▸ **Exercise**
Transcribe the part of the forum thread on testing rewrite rules between "I've just pushed" and "other rewriter passes.", inclusive.

Is it possible to create a piece of code such that, given a particular rewrite rule and an expression, can tell me whether the rule fires on that expression and maybe show me the output without compiling the entire rewriter?

I've just pushed a70c8ea9dcb73e5a6746fddb835e3e3dba3c9214, which adds a couple of test rules at https://github.com/mit-plv/fiat-crypto/blob/a70c8ea9dcb73e5a6746fddb835e3e3dba3c9214/src/Rewriter/TestRules.v#L48-L60 and a small example using these test rules at https://github.com/mit-plv/fiat-crypto/blob/a70c8ea9dcb73e5a6746fddb835e3e3dba3c9214/src/Rewriter/Passes/Test.v#L43-L54. You can modify just the test rules file, and then either test it out in Passes/Test.v or else Require Import it in BoundsPipeline to interleave it with other passes to test it on the full pipeline without needing to recompile all the other rewriter passes.

jadephilipoom commented 4 years ago

Thanks for making the test rules! That will be helpful. I'll try again tomorrow (it's late in the UK now).

I think it's definitely worthwhile to make some systematic documentation for the rewriter input language, especially if you're aiming for wider adoption -- I'll happily volunteer to review it! I am not sure if anyone other than me and you is using it right now, and if I'm struggling even with the ability to go to you for answers then a lack of documentation could really deter people from trying it out.

The branch I've been working on is at https://github.com/mit-plv/fiat-crypto/tree/columns-base-conversion I've been testing it with src/ExtractionOCaml/unsaturated_solinas --static 1271 64 '(auto)' '2^127 - 1' from_bytes to_bytes. Fancy is broken on this branch because my changes to convert_bases messed up its let binders in a way I'm also still debugging. If you know how to write rewrite rules that inline let binders then I'm all ears for that issue, but otherwise feel free to ignore it and focus on the unsaturated solinas implementations.

▸ **Given records**
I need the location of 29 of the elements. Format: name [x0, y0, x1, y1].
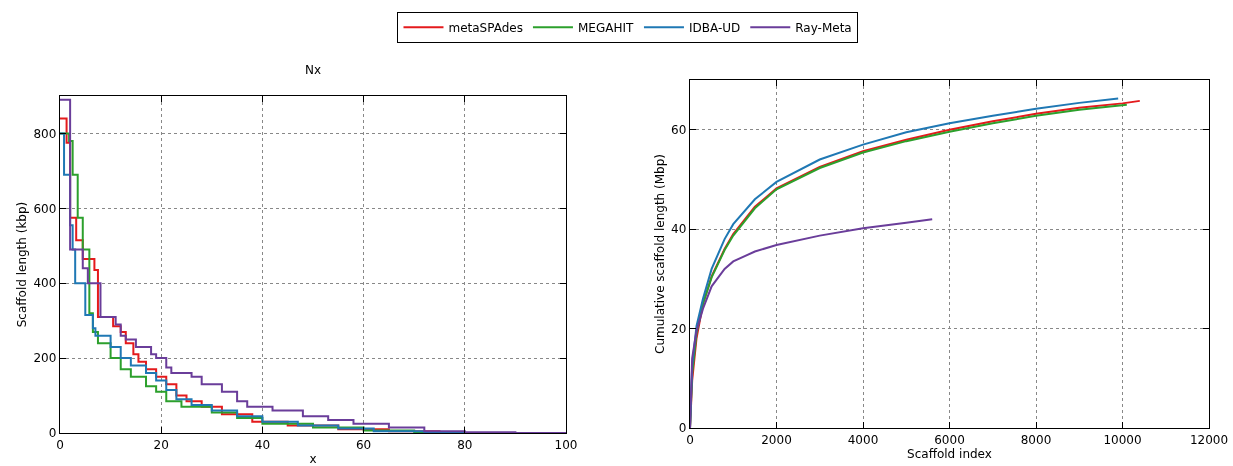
* * *
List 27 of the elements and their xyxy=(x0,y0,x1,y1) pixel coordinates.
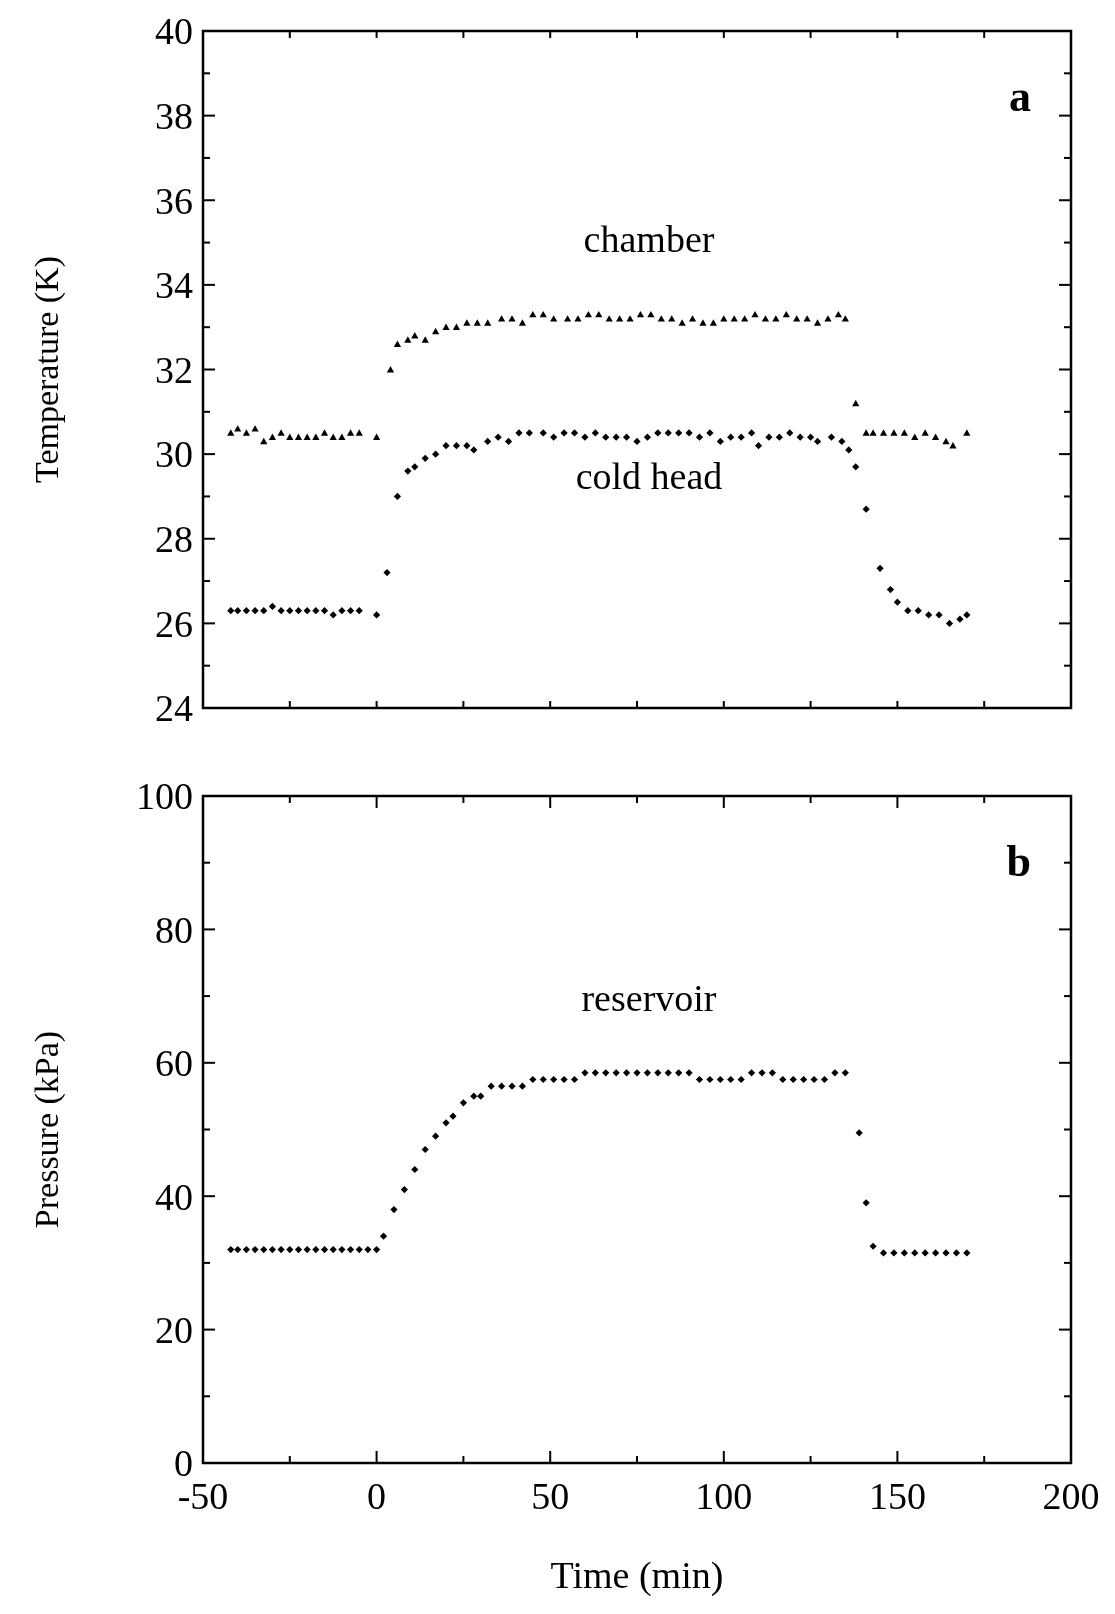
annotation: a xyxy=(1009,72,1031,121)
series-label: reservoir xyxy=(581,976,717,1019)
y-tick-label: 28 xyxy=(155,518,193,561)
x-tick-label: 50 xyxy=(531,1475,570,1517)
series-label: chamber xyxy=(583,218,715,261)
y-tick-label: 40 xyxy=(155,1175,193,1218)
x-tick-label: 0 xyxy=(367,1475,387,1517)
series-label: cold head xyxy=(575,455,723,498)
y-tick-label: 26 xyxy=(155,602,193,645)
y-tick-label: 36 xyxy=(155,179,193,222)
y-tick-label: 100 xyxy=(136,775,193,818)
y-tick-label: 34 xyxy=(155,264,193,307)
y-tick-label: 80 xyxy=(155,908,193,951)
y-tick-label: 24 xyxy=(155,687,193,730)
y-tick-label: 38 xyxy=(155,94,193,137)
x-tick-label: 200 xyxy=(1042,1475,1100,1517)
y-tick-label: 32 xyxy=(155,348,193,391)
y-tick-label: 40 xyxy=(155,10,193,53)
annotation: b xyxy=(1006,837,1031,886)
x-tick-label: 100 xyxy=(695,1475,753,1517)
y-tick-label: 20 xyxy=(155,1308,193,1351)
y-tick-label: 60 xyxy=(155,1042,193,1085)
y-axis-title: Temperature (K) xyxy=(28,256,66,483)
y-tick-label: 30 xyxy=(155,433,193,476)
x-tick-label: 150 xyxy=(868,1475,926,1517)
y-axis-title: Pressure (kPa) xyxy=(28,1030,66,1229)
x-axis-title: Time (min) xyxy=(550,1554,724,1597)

▸ **Expected output**
I've just pushed a70c8ea9dcb73e5a6746fddb835e3e3dba3c9214, which adds a couple of test rules at https://github.com/mit-plv/fiat-crypto/blob/a70c8ea9dcb73e5a6746fddb835e3e3dba3c9214/src/Rewriter/TestRules.v#L48-L60 and a small example using these test rules at https://github.com/mit-plv/fiat-crypto/blob/a70c8ea9dcb73e5a6746fddb835e3e3dba3c9214/src/Rewriter/Passes/Test.v#L43-L54. You can modify just the test rules file, and then either test it out in Passes/Test.v or else Require Import it in BoundsPipeline to interleave it with other passes to test it on the full pipeline without needing to recompile all the other rewriter passes.